# Short problem
Omit the pictures and output every entry below exactly as written.

# Stored rows
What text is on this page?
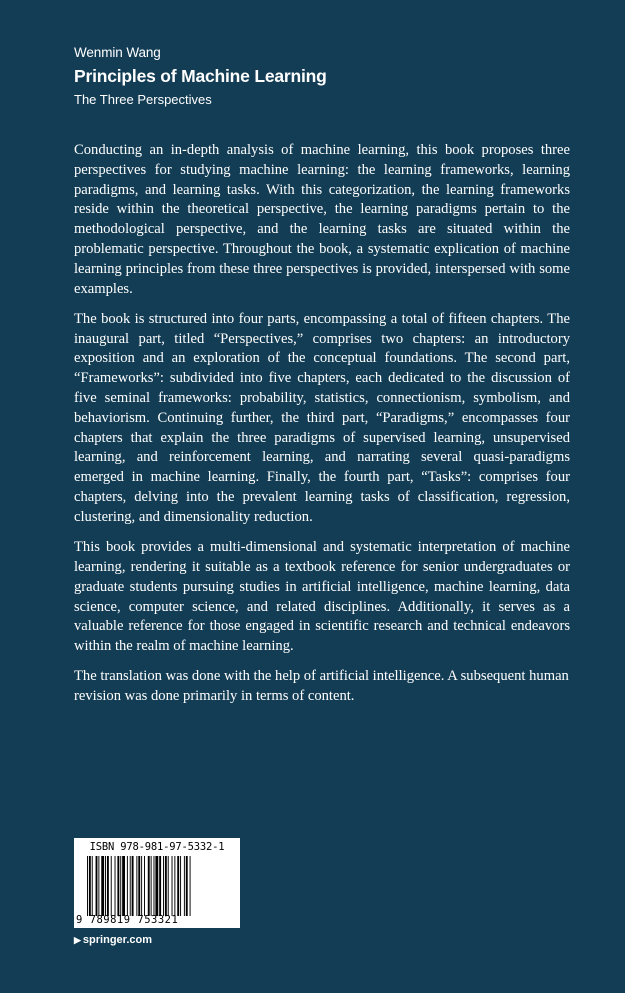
Wenmin Wang
Principles of Machine Learning
The Three Perspectives

Conducting an in-depth analysis of machine learning, this book proposes three perspectives for studying machine learning: the learning frameworks, learning paradigms, and learning tasks. With this categorization, the learning frameworks reside within the theoretical perspective, the learning paradigms pertain to the methodological perspective, and the learning tasks are situated within the problematic perspective. Throughout the book, a systematic explication of machine learning principles from these three perspectives is provided, interspersed with some examples.

The book is structured into four parts, encompassing a total of fifteen chapters. The inaugural part, titled “Perspectives,” comprises two chapters: an introductory exposition and an exploration of the conceptual foundations. The second part, “Frameworks”: subdivided into five chapters, each dedicated to the discussion of five seminal frameworks: probability, statistics, connectionism, symbolism, and behaviorism. Continuing further, the third part, “Paradigms,” encompasses four chapters that explain the three paradigms of supervised learning, unsupervised learning, and reinforcement learning, and narrating several quasi-paradigms emerged in machine learning. Finally, the fourth part, “Tasks”: comprises four chapters, delving into the prevalent learning tasks of classification, regression, clustering, and dimensionality reduction.

This book provides a multi-dimensional and systematic interpretation of machine learning, rendering it suitable as a textbook reference for senior undergraduates or graduate students pursuing studies in artificial intelligence, machine learning, data science, computer science, and related disciplines. Additionally, it serves as a valuable reference for those engaged in scientific research and technical endeavors within the realm of machine learning.

The translation was done with the help of artificial intelligence. A subsequent human revision was done primarily in terms of content.

ISBN 978-981-97-5332-1
9 789819 753321
▶ springer.com
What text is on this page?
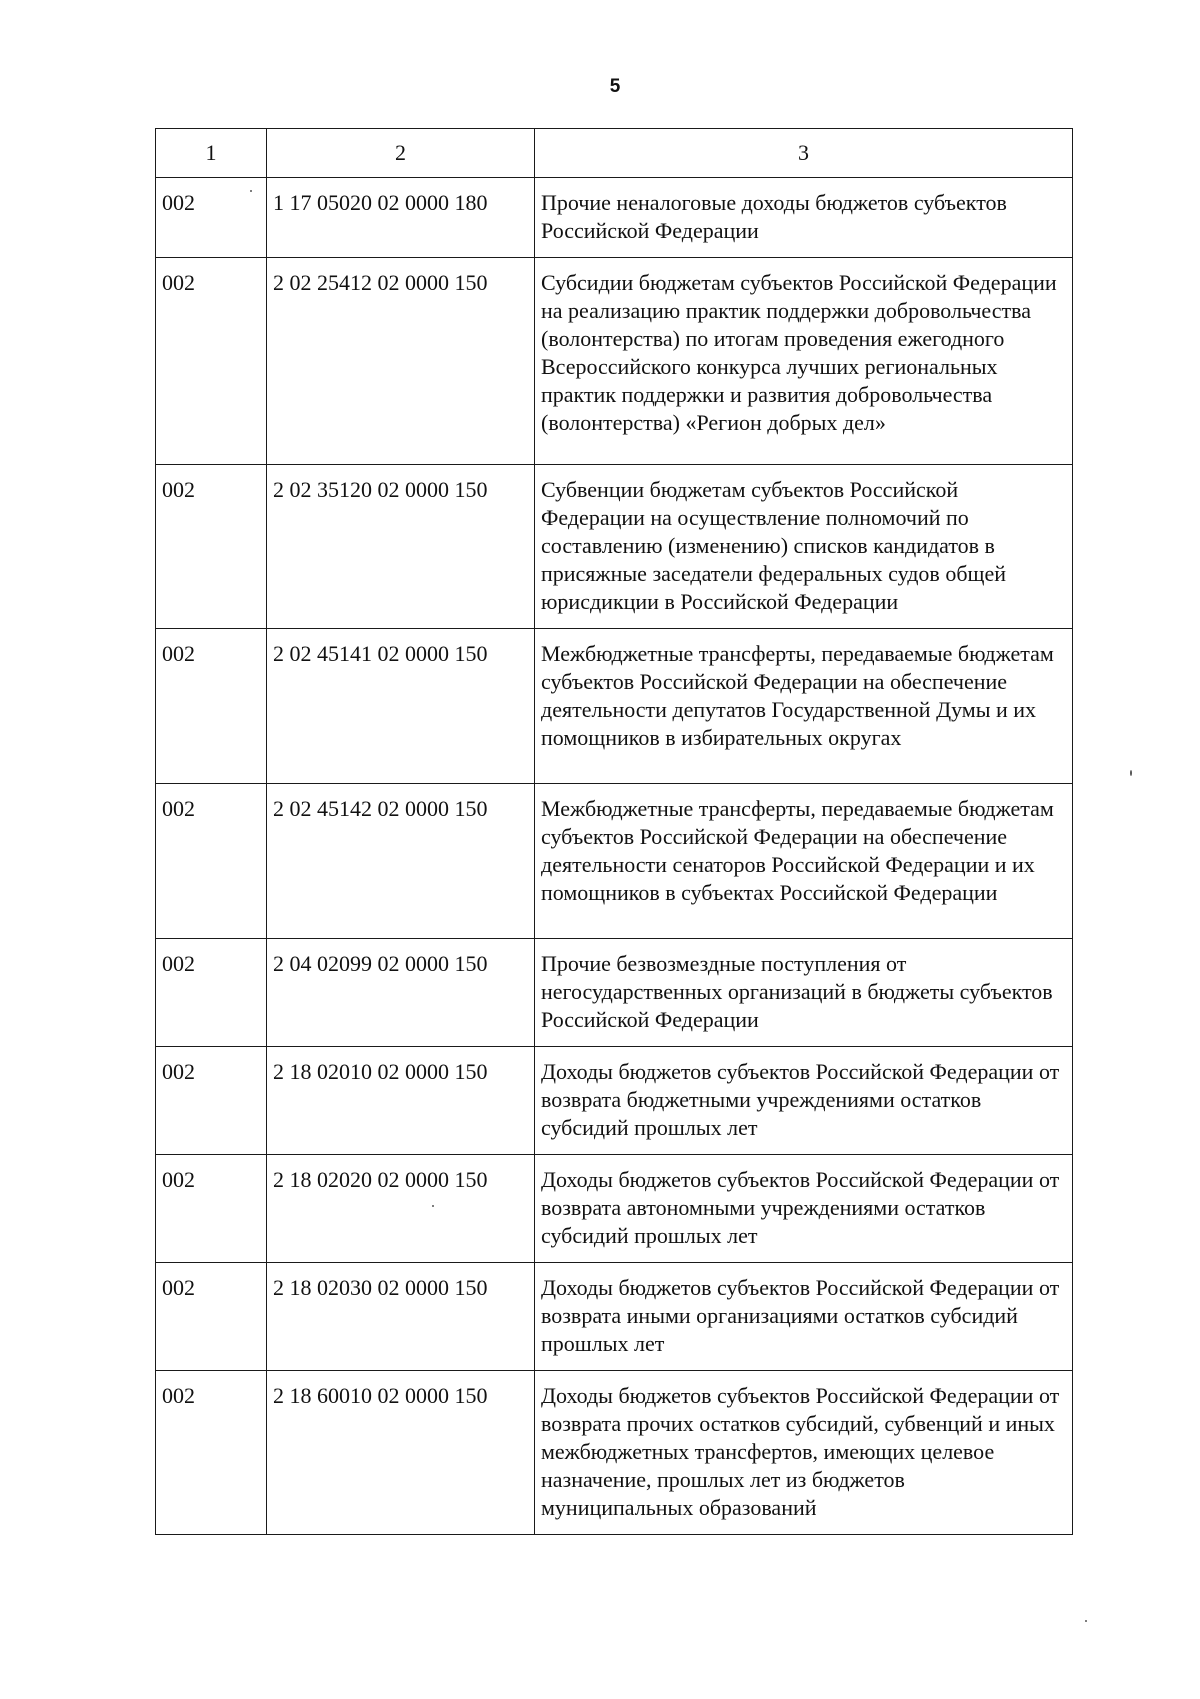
5
1	2	3
002	1 17 05020 02 0000 180	Прочие неналоговые доходы бюджетов субъектов Российской Федерации
002	2 02 25412 02 0000 150	Субсидии бюджетам субъектов Российской Федерации на реализацию практик поддержки добровольчества (волонтерства) по итогам проведения ежегодного Всероссийского конкурса лучших региональных практик поддержки и развития добровольчества (волонтерства) «Регион добрых дел»
002	2 02 35120 02 0000 150	Субвенции бюджетам субъектов Российской Федерации на осуществление полномочий по составлению (изменению) списков кандидатов в присяжные заседатели федеральных судов общей юрисдикции в Российской Федерации
002	2 02 45141 02 0000 150	Межбюджетные трансферты, передаваемые бюджетам субъектов Российской Федерации на обеспечение деятельности депутатов Государственной Думы и их помощников в избирательных округах
002	2 02 45142 02 0000 150	Межбюджетные трансферты, передаваемые бюджетам субъектов Российской Федерации на обеспечение деятельности сенаторов Российской Федерации и их помощников в субъектах Российской Федерации
002	2 04 02099 02 0000 150	Прочие безвозмездные поступления от негосударственных организаций в бюджеты субъектов Российской Федерации
002	2 18 02010 02 0000 150	Доходы бюджетов субъектов Российской Федерации от возврата бюджетными учреждениями остатков субсидий прошлых лет
002	2 18 02020 02 0000 150	Доходы бюджетов субъектов Российской Федерации от возврата автономными учреждениями остатков субсидий прошлых лет
002	2 18 02030 02 0000 150	Доходы бюджетов субъектов Российской Федерации от возврата иными организациями остатков субсидий прошлых лет
002	2 18 60010 02 0000 150	Доходы бюджетов субъектов Российской Федерации от возврата прочих остатков субсидий, субвенций и иных межбюджетных трансфертов, имеющих целевое назначение, прошлых лет из бюджетов муниципальных образований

# Solved exercise
What text is on this page?
Wenmin Wang
Principles of Machine Learning
The Three Perspectives

Conducting an in-depth analysis of machine learning, this book proposes three perspectives for studying machine learning: the learning frameworks, learning paradigms, and learning tasks. With this categorization, the learning frameworks reside within the theoretical perspective, the learning paradigms pertain to the methodological perspective, and the learning tasks are situated within the problematic perspective. Throughout the book, a systematic explication of machine learning principles from these three perspectives is provided, interspersed with some examples.

The book is structured into four parts, encompassing a total of fifteen chapters. The inaugural part, titled “Perspectives,” comprises two chapters: an introductory exposition and an exploration of the conceptual foundations. The second part, “Frameworks”: subdivided into five chapters, each dedicated to the discussion of five seminal frameworks: probability, statistics, connectionism, symbolism, and behaviorism. Continuing further, the third part, “Paradigms,” encompasses four chapters that explain the three paradigms of supervised learning, unsupervised learning, and reinforcement learning, and narrating several quasi-paradigms emerged in machine learning. Finally, the fourth part, “Tasks”: comprises four chapters, delving into the prevalent learning tasks of classification, regression, clustering, and dimensionality reduction.

This book provides a multi-dimensional and systematic interpretation of machine learning, rendering it suitable as a textbook reference for senior undergraduates or graduate students pursuing studies in artificial intelligence, machine learning, data science, computer science, and related disciplines. Additionally, it serves as a valuable reference for those engaged in scientific research and technical endeavors within the realm of machine learning.

The translation was done with the help of artificial intelligence. A subsequent human revision was done primarily in terms of content.

ISBN 978-981-97-5332-1
9 789819 753321
▶ springer.com
What text is on this page?
5
1	2	3
002	1 17 05020 02 0000 180	Прочие неналоговые доходы бюджетов субъектов Российской Федерации
002	2 02 25412 02 0000 150	Субсидии бюджетам субъектов Российской Федерации на реализацию практик поддержки добровольчества (волонтерства) по итогам проведения ежегодного Всероссийского конкурса лучших региональных практик поддержки и развития добровольчества (волонтерства) «Регион добрых дел»
002	2 02 35120 02 0000 150	Субвенции бюджетам субъектов Российской Федерации на осуществление полномочий по составлению (изменению) списков кандидатов в присяжные заседатели федеральных судов общей юрисдикции в Российской Федерации
002	2 02 45141 02 0000 150	Межбюджетные трансферты, передаваемые бюджетам субъектов Российской Федерации на обеспечение деятельности депутатов Государственной Думы и их помощников в избирательных округах
002	2 02 45142 02 0000 150	Межбюджетные трансферты, передаваемые бюджетам субъектов Российской Федерации на обеспечение деятельности сенаторов Российской Федерации и их помощников в субъектах Российской Федерации
002	2 04 02099 02 0000 150	Прочие безвозмездные поступления от негосударственных организаций в бюджеты субъектов Российской Федерации
002	2 18 02010 02 0000 150	Доходы бюджетов субъектов Российской Федерации от возврата бюджетными учреждениями остатков субсидий прошлых лет
002	2 18 02020 02 0000 150	Доходы бюджетов субъектов Российской Федерации от возврата автономными учреждениями остатков субсидий прошлых лет
002	2 18 02030 02 0000 150	Доходы бюджетов субъектов Российской Федерации от возврата иными организациями остатков субсидий прошлых лет
002	2 18 60010 02 0000 150	Доходы бюджетов субъектов Российской Федерации от возврата прочих остатков субсидий, субвенций и иных межбюджетных трансфертов, имеющих целевое назначение, прошлых лет из бюджетов муниципальных образований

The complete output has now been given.